▶ _Material provided_:
****************

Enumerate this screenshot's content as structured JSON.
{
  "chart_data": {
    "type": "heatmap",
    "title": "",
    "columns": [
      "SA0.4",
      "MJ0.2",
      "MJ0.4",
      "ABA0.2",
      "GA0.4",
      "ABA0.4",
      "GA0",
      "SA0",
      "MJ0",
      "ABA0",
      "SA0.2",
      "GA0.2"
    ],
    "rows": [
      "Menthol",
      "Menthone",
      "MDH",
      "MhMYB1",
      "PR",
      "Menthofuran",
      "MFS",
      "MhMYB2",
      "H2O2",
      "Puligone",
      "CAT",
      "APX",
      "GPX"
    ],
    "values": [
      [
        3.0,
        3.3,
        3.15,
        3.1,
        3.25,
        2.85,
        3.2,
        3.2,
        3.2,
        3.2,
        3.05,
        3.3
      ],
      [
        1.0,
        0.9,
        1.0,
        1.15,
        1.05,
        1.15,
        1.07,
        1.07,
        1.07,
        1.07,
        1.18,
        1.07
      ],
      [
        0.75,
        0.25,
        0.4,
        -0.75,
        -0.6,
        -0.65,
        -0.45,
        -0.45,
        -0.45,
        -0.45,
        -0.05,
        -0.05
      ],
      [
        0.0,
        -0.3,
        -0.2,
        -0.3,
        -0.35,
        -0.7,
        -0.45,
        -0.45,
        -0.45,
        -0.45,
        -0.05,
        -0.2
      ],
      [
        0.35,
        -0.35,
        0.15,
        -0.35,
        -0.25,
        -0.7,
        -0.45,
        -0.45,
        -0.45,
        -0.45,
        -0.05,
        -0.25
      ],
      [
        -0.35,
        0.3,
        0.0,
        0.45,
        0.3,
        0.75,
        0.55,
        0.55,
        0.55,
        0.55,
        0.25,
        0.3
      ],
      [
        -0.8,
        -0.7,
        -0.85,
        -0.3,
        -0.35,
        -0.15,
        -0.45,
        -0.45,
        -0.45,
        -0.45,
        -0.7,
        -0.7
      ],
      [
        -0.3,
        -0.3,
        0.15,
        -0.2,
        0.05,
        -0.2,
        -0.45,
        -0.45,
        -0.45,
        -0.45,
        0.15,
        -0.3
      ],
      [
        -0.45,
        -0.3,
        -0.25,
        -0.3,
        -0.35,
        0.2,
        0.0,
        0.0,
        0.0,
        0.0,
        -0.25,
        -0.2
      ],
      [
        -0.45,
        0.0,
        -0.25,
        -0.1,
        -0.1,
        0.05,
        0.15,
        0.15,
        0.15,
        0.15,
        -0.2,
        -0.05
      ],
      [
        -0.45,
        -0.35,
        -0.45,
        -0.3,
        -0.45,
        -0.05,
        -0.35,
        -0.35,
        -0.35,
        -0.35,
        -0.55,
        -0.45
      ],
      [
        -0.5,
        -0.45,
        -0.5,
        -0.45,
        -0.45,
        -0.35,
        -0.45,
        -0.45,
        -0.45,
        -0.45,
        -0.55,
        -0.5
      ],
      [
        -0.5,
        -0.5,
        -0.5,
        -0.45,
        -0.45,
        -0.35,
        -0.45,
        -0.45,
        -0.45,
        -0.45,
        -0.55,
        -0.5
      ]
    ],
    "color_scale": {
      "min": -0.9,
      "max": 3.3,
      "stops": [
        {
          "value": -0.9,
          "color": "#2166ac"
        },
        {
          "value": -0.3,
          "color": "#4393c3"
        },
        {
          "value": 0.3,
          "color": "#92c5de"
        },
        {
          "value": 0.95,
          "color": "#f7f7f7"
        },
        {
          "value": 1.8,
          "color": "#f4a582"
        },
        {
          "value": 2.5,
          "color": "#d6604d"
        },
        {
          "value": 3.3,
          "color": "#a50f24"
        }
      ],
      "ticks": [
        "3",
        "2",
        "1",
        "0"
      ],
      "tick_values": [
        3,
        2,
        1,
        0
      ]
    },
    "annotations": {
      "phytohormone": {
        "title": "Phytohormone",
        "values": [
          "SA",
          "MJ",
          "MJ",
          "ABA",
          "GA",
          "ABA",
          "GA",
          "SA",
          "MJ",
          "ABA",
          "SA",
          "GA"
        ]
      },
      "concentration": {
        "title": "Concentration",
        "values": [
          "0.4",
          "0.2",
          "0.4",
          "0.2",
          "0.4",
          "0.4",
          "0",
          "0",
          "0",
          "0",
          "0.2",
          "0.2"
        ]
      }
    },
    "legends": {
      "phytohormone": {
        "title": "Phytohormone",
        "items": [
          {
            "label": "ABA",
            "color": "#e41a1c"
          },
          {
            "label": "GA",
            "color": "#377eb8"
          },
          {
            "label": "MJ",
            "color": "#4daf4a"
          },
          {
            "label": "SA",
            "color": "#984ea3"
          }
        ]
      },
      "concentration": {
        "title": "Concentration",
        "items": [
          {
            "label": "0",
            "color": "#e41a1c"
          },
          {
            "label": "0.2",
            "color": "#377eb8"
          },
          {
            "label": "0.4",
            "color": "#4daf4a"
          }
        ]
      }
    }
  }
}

****************

Copy out every line from the material above in which the word "label" appears.

▶ _Result of this task_:
            "label": "ABA",
            "label": "GA",
            "label": "MJ",
            "label": "SA",
            "label": "0",
            "label": "0.2",
            "label": "0.4",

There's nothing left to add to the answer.